# EXTRACTED MATERIAL
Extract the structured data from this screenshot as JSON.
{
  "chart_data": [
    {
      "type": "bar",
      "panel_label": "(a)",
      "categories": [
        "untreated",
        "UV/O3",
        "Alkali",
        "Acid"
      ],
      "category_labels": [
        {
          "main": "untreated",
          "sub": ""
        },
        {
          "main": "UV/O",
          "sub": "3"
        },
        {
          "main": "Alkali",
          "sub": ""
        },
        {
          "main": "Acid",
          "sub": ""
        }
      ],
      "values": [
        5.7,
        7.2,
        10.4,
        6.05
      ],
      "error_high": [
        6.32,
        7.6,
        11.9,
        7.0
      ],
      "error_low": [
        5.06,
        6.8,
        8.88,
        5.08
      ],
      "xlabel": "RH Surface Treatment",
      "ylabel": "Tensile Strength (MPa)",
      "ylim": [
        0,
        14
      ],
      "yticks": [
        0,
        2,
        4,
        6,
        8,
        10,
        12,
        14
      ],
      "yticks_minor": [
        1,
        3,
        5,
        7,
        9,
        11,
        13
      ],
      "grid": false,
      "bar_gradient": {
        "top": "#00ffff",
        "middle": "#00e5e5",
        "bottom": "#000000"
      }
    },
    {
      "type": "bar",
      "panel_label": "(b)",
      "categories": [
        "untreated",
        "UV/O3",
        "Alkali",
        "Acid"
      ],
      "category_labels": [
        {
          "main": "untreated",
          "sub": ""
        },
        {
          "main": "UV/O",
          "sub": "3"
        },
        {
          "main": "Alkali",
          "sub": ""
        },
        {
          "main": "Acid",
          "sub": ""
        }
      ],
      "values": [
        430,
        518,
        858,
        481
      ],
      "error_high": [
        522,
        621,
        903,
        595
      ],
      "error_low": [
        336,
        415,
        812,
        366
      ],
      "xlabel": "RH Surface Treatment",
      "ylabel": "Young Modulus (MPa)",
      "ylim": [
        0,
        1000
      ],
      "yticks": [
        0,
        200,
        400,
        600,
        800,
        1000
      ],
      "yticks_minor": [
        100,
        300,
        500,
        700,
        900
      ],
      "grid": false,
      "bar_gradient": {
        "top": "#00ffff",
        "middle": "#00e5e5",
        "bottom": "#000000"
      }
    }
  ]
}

# PROBLEM
Set down every line of the listing above again, exactly as given.

# WRITTEN ANSWER
Extract the structured data from this screenshot as JSON.
{
  "chart_data": [
    {
      "type": "bar",
      "panel_label": "(a)",
      "categories": [
        "untreated",
        "UV/O3",
        "Alkali",
        "Acid"
      ],
      "category_labels": [
        {
          "main": "untreated",
          "sub": ""
        },
        {
          "main": "UV/O",
          "sub": "3"
        },
        {
          "main": "Alkali",
          "sub": ""
        },
        {
          "main": "Acid",
          "sub": ""
        }
      ],
      "values": [
        5.7,
        7.2,
        10.4,
        6.05
      ],
      "error_high": [
        6.32,
        7.6,
        11.9,
        7.0
      ],
      "error_low": [
        5.06,
        6.8,
        8.88,
        5.08
      ],
      "xlabel": "RH Surface Treatment",
      "ylabel": "Tensile Strength (MPa)",
      "ylim": [
        0,
        14
      ],
      "yticks": [
        0,
        2,
        4,
        6,
        8,
        10,
        12,
        14
      ],
      "yticks_minor": [
        1,
        3,
        5,
        7,
        9,
        11,
        13
      ],
      "grid": false,
      "bar_gradient": {
        "top": "#00ffff",
        "middle": "#00e5e5",
        "bottom": "#000000"
      }
    },
    {
      "type": "bar",
      "panel_label": "(b)",
      "categories": [
        "untreated",
        "UV/O3",
        "Alkali",
        "Acid"
      ],
      "category_labels": [
        {
          "main": "untreated",
          "sub": ""
        },
        {
          "main": "UV/O",
          "sub": "3"
        },
        {
          "main": "Alkali",
          "sub": ""
        },
        {
          "main": "Acid",
          "sub": ""
        }
      ],
      "values": [
        430,
        518,
        858,
        481
      ],
      "error_high": [
        522,
        621,
        903,
        595
      ],
      "error_low": [
        336,
        415,
        812,
        366
      ],
      "xlabel": "RH Surface Treatment",
      "ylabel": "Young Modulus (MPa)",
      "ylim": [
        0,
        1000
      ],
      "yticks": [
        0,
        200,
        400,
        600,
        800,
        1000
      ],
      "yticks_minor": [
        100,
        300,
        500,
        700,
        900
      ],
      "grid": false,
      "bar_gradient": {
        "top": "#00ffff",
        "middle": "#00e5e5",
        "bottom": "#000000"
      }
    }
  ]
}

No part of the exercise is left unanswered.